Okunacak Metin:
+ + +

Emanullah’ın reform çalışmalarına tepki gösteren halk, Habibullah Kalakani (Baça-ye-Sakka) önderliğinde toplanmıştır. Krala karşı başlatılan bu ayaklanmayı Sovyet birlikleri bastırmış, kral ise yurt dışına kaçmıştı. Böylelikle Emanullah’ın ülkeyi terk etmesi üzerine Fransa’da sürgünde bulunan Nadir Şah ülkesine dönerek Afgan ordularının başına geçmiş ve ülkenin ileri gelenleri tarafından yeni kral ilan edilmiştir.
Nadir Şah Afganistan’da kontrolü ele geçirir geçirmez Afgan Hava Kuvvetleri’ndeki Sovyet uzmanlarına ihtiyaç duyulmadığı gerekçesiyle onları geri göndermişti. Bunun sonucunda Sovyet-Afgan ilişkilerinde büyük bir gerginlik ortaya çıktı. Bir suikaste kurban giden Nadir Şah’ın ölümünden sonra 19 yaşındaki oğlu Muhammed Zahir Şah 1933 yılında tahta geçti ve 1973’e kadar tahtta kaldı. Zahir Şah Afganistan’ı, 1946 yılına kadar babasının politikalarını devam ettiren amcası Serdar Muhammed Haşim Han’ın yardımıyla yönetti. 1946’dan sonra ise Zahir Şah’ın diğer amcası Serdar Şah Mahmud Han başbakan oldu. Onun döneminde ülkede büyük ölçüde bir siyasi özgürlük tecrübesi yaşandı. Fakat bu durum uzun sürmedi.

+ + +

Yapılacaklar:
1. Okunacak metne göre Muhammed Zahir Şah tahta geçtiğinde kaç yaşındaydı?
2. Okunacak metinde "Emanullah’ın reform çalışmalarına" sözleriyle başlayıp "kral ilan edilmiştir." sözlerine kadar süren bölümü aynen aktarın.
Yalnızca okunacak metindeki bilgilere dayanın.

+ + +

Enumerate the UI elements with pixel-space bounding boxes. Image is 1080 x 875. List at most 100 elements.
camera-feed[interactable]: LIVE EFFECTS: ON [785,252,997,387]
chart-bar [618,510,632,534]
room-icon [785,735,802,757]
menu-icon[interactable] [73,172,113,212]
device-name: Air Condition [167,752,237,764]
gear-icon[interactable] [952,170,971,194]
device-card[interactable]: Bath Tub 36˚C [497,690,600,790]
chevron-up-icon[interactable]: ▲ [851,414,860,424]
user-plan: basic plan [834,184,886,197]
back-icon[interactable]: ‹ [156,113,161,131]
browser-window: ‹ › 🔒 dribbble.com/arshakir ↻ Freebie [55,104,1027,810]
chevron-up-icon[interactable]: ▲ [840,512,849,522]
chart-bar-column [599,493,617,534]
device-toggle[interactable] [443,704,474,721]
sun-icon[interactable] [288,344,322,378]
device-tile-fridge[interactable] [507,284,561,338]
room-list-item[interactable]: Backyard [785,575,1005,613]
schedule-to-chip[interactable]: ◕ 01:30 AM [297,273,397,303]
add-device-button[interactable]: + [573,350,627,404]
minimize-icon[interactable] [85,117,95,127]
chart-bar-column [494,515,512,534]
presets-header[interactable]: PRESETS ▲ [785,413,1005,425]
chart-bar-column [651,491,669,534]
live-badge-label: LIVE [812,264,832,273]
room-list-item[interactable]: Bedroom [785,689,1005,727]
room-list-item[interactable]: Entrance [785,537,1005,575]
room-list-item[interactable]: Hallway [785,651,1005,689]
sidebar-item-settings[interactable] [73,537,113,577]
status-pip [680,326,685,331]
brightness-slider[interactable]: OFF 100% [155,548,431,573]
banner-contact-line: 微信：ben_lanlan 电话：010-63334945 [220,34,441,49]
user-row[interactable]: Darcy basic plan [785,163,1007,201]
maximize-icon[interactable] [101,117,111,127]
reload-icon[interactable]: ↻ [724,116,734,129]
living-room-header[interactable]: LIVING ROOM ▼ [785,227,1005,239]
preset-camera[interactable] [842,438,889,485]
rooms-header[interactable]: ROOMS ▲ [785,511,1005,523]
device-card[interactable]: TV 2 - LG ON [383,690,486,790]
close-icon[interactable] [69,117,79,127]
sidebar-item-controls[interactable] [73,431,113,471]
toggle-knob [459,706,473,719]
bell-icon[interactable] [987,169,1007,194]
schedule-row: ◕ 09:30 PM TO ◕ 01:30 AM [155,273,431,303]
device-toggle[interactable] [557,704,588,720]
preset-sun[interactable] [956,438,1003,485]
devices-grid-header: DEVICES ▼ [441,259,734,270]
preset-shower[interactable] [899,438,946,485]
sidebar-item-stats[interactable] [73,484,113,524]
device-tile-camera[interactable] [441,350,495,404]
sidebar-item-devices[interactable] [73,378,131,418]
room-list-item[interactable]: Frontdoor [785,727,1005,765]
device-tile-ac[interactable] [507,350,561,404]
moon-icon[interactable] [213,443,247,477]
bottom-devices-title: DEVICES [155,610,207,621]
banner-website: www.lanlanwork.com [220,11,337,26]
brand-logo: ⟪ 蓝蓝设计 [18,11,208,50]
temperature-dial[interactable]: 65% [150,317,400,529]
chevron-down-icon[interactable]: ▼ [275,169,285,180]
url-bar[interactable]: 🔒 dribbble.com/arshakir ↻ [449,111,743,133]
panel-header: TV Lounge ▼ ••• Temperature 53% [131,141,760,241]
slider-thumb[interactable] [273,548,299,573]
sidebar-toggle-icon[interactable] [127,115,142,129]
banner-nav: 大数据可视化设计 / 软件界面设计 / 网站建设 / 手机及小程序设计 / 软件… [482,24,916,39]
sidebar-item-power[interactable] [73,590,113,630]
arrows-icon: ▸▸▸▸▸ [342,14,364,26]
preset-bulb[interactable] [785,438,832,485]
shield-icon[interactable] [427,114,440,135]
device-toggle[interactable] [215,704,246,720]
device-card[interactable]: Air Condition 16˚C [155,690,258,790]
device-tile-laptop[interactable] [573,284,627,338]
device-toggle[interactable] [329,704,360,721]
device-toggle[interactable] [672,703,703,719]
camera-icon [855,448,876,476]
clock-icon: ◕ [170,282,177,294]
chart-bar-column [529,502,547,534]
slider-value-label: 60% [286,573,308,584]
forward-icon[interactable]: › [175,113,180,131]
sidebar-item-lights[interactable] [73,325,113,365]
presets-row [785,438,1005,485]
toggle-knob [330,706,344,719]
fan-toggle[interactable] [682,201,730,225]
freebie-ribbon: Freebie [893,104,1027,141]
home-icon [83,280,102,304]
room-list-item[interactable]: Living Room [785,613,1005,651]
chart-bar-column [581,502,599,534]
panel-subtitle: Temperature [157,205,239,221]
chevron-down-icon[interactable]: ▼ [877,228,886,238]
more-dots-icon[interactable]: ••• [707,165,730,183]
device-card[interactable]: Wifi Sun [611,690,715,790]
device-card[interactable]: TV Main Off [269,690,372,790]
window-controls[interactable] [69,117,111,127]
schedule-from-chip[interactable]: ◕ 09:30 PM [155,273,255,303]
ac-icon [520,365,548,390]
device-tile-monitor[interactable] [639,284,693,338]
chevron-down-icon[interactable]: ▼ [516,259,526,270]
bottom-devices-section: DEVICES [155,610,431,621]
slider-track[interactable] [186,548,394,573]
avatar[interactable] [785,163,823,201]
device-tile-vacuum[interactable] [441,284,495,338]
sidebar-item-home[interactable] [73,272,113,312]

+ + +

Görev Yanıtları:
1. 19 yaşındaydı.

2.
Emanullah’ın reform çalışmalarına tepki gösteren halk, Habibullah Kalakani (Baça-ye-Sakka) önderliğinde toplanmıştır. Krala karşı başlatılan bu ayaklanmayı Sovyet birlikleri bastırmış, kral ise yurt dışına kaçmıştı. Böylelikle Emanullah’ın ülkeyi terk etmesi üzerine Fransa’da sürgünde bulunan Nadir Şah ülkesine dönerek Afgan ordularının başına geçmiş ve ülkenin ileri gelenleri tarafından yeni kral ilan edilmiştir.